**WORK INSTRUCTIONS:** Records follow. Pull out every line that contains "voie".

+ + + +

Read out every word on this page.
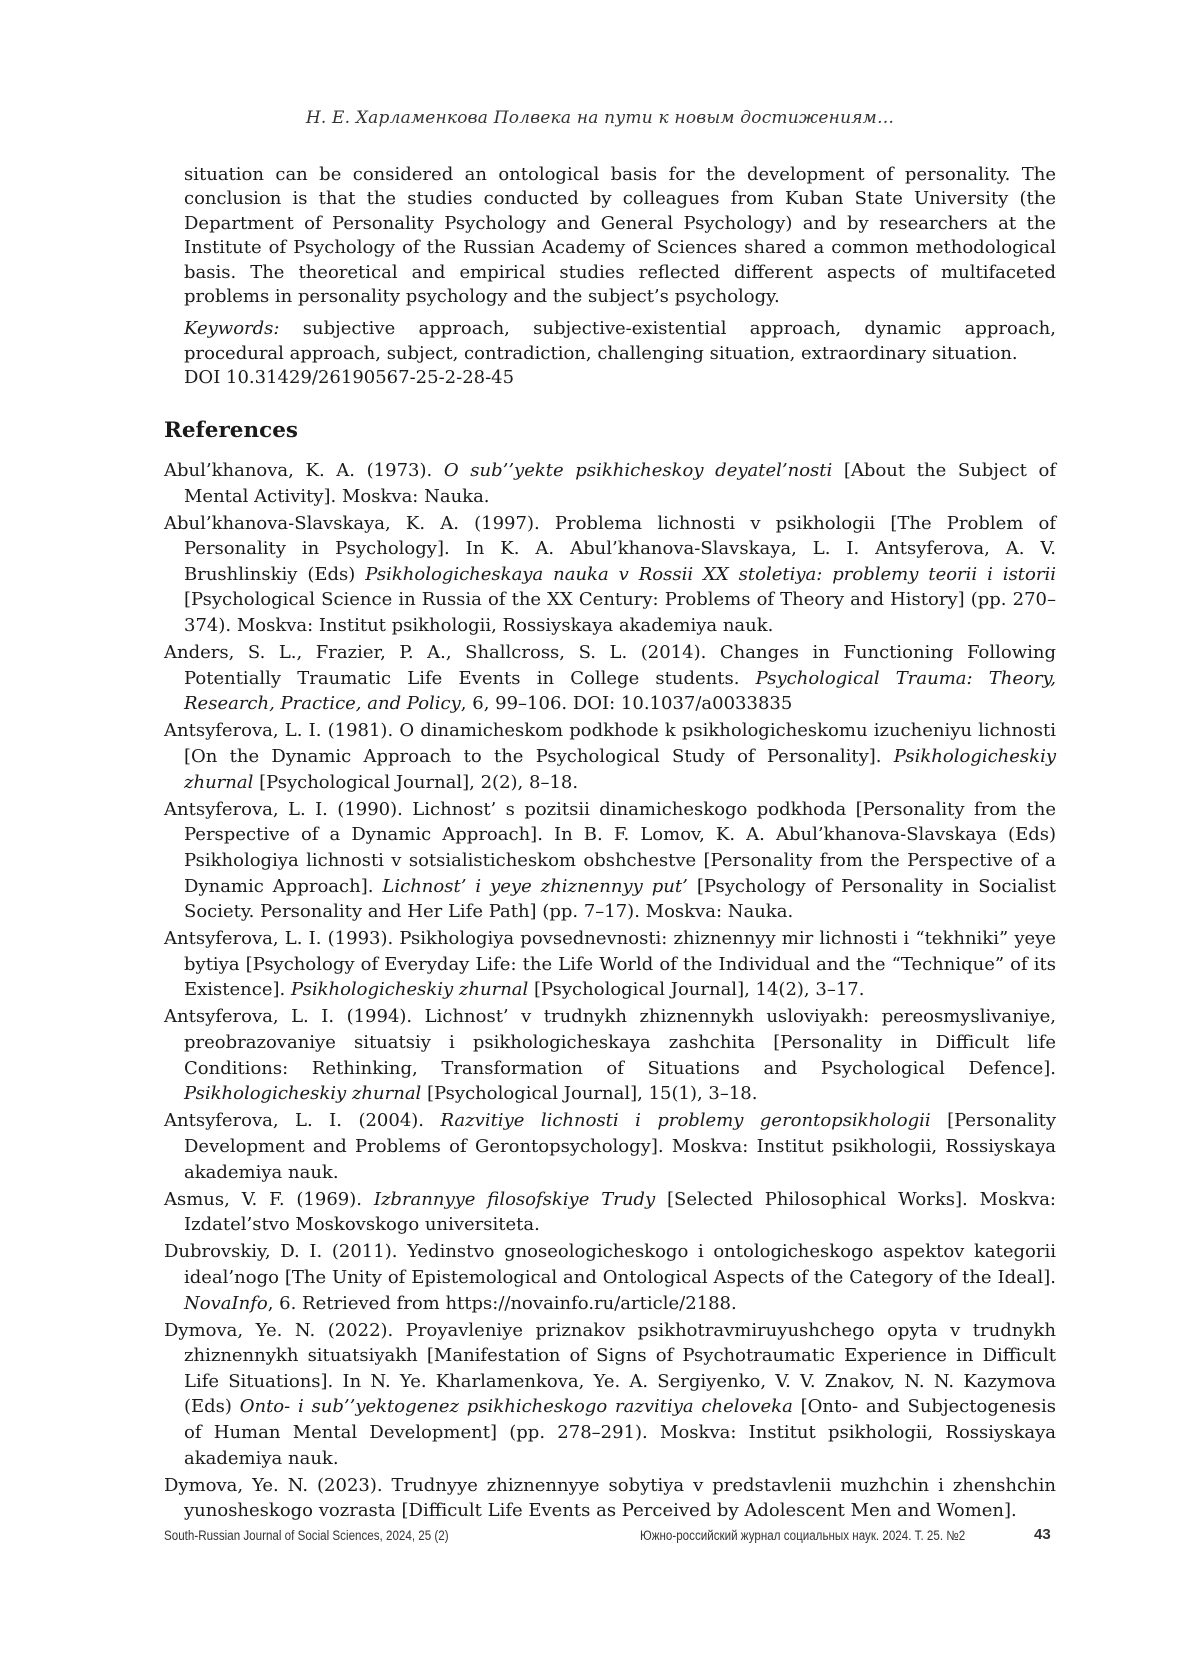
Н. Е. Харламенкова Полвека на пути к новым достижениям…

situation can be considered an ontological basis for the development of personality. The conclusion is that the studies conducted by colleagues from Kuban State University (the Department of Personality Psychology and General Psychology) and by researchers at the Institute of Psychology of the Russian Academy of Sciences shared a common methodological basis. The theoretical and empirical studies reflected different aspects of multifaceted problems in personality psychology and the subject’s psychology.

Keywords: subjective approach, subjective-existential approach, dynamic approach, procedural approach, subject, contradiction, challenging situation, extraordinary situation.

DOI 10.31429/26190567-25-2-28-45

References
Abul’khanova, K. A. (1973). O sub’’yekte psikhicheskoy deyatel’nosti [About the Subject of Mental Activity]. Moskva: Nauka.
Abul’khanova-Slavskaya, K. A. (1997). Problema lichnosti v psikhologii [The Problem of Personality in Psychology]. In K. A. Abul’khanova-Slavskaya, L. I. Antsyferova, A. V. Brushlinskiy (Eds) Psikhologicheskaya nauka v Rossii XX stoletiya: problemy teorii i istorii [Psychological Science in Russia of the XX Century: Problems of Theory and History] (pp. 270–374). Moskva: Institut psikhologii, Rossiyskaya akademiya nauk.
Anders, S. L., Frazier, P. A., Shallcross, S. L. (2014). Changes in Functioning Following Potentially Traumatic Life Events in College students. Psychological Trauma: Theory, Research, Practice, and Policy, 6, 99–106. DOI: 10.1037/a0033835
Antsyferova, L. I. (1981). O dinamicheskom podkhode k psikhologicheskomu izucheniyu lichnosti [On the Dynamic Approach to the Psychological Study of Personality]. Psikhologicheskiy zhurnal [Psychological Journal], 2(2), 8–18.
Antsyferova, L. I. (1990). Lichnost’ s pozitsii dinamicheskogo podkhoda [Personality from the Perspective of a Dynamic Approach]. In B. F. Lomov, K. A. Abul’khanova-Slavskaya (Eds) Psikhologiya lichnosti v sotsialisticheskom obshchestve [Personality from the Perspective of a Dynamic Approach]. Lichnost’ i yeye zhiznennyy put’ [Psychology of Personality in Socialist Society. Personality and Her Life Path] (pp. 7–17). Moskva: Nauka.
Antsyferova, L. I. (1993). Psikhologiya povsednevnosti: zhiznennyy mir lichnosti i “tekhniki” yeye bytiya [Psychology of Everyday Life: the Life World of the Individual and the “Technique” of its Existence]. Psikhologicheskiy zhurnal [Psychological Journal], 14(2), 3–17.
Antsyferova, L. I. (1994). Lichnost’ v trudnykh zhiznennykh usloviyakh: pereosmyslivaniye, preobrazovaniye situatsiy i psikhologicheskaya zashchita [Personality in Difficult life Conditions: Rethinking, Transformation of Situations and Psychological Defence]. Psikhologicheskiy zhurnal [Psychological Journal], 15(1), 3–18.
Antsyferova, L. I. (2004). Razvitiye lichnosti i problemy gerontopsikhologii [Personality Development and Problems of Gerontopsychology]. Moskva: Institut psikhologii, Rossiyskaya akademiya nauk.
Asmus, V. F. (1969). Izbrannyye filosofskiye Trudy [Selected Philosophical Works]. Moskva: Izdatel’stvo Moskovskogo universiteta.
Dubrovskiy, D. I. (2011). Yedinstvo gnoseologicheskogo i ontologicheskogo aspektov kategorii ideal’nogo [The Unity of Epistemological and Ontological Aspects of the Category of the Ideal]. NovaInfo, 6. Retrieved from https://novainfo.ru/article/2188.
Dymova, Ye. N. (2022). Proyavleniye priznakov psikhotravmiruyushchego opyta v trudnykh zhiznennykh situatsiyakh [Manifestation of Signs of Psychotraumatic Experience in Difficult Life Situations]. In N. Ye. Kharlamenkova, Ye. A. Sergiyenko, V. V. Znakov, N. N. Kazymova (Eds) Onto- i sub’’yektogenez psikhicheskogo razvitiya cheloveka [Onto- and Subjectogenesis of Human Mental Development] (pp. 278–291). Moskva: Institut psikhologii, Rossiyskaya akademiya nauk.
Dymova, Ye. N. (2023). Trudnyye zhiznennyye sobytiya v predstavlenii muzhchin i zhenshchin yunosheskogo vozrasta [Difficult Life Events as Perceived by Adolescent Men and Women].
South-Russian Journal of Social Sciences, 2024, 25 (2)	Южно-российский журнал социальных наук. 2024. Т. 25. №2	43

+ + + +

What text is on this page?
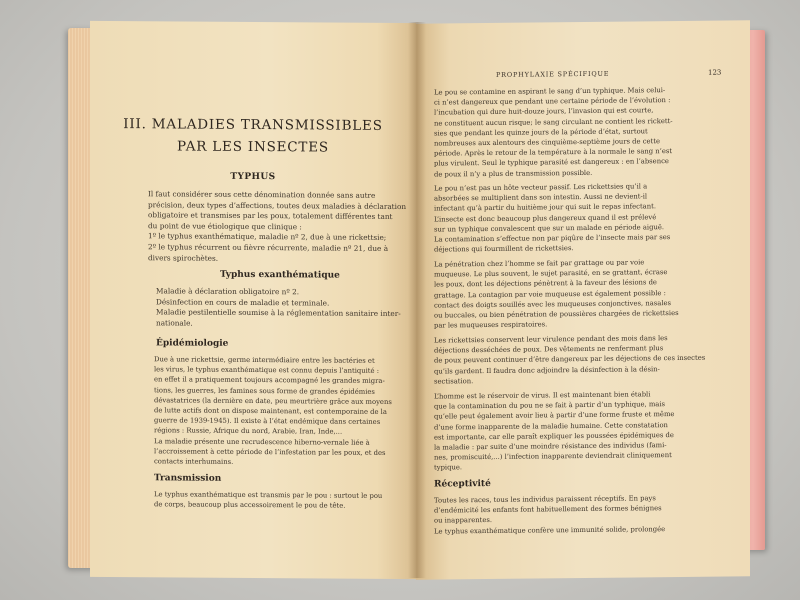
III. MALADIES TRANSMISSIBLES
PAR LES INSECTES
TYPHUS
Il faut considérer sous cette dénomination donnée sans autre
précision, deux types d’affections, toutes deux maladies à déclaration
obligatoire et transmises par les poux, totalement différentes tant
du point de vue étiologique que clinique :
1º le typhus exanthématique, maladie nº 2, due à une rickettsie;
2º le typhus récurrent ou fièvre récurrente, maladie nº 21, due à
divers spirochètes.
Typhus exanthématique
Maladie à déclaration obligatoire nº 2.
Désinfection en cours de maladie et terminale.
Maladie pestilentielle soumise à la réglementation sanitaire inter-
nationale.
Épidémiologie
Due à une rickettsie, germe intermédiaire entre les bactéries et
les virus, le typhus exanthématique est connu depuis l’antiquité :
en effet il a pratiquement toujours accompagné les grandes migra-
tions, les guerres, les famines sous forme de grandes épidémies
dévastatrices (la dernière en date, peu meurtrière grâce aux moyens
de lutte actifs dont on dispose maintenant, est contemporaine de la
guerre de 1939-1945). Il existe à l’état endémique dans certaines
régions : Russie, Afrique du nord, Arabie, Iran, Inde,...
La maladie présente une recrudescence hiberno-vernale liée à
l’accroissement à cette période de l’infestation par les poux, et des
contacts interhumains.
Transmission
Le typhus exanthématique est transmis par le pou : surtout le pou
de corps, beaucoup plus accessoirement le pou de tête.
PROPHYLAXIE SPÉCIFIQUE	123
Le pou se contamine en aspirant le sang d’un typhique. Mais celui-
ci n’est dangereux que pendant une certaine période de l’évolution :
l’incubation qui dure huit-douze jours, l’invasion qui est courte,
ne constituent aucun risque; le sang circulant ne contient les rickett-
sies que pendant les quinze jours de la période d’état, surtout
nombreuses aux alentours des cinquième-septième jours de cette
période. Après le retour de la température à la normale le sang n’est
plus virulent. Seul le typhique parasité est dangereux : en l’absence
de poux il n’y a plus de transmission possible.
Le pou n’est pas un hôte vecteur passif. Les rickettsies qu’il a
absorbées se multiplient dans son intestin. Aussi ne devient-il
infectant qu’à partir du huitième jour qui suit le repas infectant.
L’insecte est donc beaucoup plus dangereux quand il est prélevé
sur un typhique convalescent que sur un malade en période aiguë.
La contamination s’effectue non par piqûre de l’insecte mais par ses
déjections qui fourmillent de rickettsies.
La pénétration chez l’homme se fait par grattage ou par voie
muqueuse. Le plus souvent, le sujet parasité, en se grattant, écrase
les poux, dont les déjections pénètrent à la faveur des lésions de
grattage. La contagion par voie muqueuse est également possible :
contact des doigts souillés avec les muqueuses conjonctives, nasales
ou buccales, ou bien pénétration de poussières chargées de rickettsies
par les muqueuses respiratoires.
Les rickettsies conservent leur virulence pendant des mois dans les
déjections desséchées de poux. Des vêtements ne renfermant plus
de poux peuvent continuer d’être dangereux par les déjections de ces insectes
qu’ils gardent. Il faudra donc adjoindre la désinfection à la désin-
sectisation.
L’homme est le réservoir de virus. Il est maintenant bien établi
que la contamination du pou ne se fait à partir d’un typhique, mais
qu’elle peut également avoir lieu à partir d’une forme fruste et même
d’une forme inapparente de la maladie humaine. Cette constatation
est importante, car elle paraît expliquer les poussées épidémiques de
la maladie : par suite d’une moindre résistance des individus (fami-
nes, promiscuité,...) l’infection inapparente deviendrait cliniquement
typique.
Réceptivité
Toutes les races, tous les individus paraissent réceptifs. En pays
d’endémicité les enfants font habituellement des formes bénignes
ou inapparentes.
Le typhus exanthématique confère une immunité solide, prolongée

+ + + +

**RESULT FOR THIS EXERCISE:**
La pénétration chez l’homme se fait par grattage ou par voie
grattage. La contagion par voie muqueuse est également possible :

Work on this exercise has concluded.